Written exercise:
Look for the string "FAMALICÃO" in every line, and copy each line that has it.

Materials provided:
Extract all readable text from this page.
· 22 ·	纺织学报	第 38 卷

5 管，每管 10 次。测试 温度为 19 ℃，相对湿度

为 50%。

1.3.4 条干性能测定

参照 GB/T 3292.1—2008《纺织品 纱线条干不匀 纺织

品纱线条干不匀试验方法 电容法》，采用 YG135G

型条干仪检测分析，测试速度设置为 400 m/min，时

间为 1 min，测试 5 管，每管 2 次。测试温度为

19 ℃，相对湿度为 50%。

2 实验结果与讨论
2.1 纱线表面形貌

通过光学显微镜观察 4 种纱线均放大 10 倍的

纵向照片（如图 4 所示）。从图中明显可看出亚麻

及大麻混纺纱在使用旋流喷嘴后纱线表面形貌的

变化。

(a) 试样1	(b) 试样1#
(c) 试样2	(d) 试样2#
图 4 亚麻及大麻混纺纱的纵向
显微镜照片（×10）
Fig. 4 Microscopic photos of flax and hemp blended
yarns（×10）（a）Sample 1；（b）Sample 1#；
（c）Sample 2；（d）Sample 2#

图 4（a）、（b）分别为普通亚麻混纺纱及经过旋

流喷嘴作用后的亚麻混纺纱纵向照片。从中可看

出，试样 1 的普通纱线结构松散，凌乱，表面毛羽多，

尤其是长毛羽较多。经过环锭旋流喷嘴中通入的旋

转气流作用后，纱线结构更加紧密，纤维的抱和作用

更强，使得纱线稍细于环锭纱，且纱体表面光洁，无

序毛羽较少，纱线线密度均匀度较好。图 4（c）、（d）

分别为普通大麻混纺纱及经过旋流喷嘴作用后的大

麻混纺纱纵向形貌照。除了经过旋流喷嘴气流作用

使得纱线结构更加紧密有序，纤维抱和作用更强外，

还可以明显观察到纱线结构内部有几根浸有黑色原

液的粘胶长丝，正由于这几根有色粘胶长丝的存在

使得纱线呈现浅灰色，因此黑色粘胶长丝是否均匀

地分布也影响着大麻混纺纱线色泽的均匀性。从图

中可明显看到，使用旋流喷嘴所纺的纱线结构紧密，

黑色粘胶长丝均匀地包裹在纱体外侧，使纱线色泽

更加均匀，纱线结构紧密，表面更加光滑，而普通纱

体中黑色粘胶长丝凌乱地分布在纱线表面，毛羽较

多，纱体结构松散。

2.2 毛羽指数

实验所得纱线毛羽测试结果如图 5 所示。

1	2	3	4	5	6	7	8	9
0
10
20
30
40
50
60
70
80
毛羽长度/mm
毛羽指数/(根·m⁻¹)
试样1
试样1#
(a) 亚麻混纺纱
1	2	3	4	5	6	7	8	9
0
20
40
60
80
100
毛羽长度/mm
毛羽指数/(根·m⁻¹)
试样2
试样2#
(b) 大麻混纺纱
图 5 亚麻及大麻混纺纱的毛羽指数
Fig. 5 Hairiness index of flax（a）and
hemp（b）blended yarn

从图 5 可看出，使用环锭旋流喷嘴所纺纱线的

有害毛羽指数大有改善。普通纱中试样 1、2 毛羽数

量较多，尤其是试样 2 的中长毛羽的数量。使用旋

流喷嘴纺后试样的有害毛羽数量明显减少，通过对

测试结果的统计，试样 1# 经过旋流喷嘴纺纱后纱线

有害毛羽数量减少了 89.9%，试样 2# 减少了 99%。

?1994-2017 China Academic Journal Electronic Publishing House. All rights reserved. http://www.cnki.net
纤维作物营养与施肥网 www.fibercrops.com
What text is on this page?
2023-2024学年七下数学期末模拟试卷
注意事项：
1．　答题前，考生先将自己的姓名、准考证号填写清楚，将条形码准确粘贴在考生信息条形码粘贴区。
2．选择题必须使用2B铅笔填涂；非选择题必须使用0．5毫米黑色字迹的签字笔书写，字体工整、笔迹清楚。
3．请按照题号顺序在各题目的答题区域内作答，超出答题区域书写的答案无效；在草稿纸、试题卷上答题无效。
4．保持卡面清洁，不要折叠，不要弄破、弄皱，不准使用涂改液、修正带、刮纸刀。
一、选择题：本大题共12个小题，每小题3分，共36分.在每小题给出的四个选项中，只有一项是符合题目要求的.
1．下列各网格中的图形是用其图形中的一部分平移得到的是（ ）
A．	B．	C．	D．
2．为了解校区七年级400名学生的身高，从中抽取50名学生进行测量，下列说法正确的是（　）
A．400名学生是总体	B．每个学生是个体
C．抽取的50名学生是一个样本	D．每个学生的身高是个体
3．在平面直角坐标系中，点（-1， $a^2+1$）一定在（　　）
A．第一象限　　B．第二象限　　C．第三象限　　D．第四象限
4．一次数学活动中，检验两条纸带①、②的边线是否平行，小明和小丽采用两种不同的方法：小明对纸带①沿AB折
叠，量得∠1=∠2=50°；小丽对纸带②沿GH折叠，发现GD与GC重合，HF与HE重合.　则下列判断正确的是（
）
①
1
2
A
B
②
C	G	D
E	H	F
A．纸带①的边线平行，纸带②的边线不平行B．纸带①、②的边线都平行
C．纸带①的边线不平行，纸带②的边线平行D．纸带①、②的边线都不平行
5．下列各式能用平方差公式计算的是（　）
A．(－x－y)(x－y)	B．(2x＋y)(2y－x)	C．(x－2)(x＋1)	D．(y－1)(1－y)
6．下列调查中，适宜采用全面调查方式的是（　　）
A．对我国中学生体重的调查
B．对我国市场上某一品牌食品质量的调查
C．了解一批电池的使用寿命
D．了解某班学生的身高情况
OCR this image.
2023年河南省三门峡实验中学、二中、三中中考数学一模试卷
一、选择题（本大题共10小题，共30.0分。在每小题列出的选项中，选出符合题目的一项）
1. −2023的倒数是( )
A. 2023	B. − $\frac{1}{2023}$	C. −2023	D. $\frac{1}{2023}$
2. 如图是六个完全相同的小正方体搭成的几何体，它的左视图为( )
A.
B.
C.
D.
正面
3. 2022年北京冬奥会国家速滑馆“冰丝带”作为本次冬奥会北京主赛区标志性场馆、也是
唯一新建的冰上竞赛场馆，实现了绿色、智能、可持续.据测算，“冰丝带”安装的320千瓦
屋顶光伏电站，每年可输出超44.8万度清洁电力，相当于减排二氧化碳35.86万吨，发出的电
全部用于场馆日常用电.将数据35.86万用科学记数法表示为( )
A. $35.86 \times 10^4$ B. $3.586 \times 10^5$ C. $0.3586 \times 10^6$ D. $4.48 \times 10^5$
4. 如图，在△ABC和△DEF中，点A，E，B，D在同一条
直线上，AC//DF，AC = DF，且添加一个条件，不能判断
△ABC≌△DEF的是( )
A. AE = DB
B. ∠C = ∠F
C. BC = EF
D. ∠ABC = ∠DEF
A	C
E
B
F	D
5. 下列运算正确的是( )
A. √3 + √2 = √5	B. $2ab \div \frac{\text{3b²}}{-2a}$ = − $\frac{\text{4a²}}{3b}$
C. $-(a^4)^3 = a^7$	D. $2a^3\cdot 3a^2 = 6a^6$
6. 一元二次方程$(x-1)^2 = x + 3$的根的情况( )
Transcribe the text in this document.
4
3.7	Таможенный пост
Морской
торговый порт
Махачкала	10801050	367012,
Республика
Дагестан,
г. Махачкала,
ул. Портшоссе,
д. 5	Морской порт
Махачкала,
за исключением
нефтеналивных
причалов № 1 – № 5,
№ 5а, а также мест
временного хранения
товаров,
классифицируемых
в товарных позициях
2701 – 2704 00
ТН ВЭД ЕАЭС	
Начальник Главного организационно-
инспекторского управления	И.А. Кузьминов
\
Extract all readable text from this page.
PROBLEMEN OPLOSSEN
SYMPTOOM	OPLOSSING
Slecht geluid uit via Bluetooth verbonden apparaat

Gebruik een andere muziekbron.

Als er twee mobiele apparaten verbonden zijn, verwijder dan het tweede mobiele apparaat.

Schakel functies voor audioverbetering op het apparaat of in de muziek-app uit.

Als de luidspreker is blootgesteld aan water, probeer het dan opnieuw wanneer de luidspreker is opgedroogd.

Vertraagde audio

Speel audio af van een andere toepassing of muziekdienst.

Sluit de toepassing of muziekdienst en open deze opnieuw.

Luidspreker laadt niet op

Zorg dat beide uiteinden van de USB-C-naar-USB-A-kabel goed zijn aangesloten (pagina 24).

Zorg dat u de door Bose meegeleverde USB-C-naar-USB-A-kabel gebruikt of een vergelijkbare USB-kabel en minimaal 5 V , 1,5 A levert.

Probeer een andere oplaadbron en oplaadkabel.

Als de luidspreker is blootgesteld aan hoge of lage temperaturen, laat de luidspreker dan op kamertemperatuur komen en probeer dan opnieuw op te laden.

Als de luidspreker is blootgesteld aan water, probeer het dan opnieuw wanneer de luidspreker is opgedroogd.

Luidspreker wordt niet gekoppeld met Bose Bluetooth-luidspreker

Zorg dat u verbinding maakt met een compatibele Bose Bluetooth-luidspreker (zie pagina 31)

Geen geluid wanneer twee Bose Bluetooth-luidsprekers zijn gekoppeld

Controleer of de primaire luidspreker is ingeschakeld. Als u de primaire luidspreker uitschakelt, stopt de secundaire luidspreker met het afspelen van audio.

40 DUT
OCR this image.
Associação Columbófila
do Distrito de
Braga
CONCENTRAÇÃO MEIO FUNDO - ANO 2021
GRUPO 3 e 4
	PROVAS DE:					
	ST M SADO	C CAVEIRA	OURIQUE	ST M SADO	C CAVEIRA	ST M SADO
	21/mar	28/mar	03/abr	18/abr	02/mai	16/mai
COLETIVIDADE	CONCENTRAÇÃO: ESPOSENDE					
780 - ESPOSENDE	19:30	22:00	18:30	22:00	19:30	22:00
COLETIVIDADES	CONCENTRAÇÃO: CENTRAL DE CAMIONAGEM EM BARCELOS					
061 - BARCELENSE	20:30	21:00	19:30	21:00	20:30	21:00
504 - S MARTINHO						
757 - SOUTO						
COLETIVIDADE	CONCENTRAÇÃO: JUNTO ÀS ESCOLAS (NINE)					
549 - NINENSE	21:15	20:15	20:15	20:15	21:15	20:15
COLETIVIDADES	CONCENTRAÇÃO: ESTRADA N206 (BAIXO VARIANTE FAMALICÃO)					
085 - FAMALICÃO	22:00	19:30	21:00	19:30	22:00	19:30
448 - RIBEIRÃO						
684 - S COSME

Exercise result:
COLETIVIDADES	CONCENTRAÇÃO: ESTRADA N206 (BAIXO VARIANTE FAMALICÃO)					
085 - FAMALICÃO	22:00	19:30	21:00	19:30	22:00	19:30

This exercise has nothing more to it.